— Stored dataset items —
++++++++++
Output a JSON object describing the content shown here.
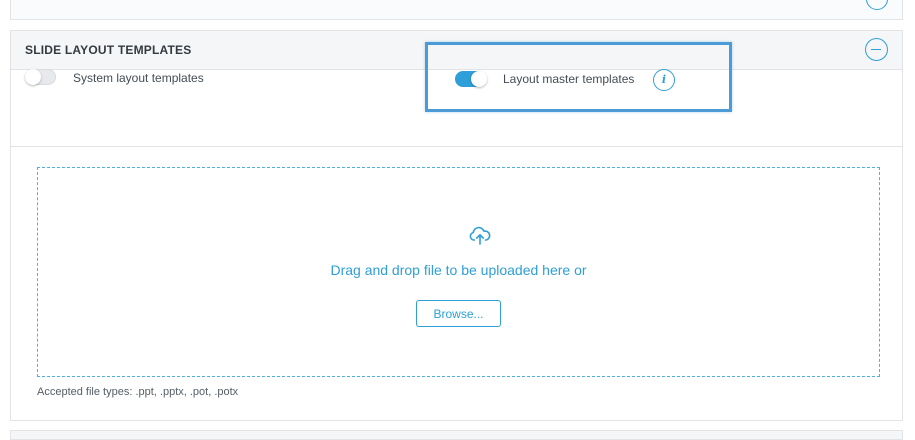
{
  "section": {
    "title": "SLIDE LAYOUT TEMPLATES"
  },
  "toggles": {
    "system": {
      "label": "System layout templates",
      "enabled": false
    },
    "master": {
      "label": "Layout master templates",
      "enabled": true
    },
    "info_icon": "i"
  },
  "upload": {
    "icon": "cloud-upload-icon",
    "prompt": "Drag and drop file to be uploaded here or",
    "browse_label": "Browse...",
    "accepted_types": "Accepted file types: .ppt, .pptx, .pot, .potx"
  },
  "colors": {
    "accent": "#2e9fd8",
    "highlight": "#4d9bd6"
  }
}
++++++++++
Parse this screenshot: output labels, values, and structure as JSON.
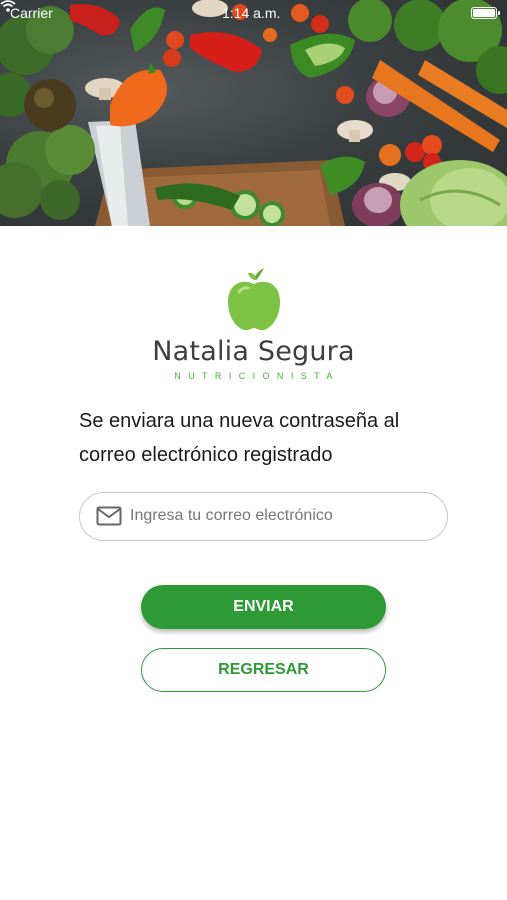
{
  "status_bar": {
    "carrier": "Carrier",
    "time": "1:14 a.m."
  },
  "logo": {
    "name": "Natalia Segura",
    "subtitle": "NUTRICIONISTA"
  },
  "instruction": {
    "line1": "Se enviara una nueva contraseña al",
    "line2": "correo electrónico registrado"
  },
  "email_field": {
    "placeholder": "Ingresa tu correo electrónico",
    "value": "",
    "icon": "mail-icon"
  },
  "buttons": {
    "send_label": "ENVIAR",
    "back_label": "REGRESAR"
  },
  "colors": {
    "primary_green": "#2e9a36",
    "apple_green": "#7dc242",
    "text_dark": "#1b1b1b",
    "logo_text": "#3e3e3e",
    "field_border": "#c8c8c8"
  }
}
++++++++++
Only lines with the word "correo" should be collected from the material.

— Written solution —
    "line2": "correo electrónico registrado"
    "placeholder": "Ingresa tu correo electrónico",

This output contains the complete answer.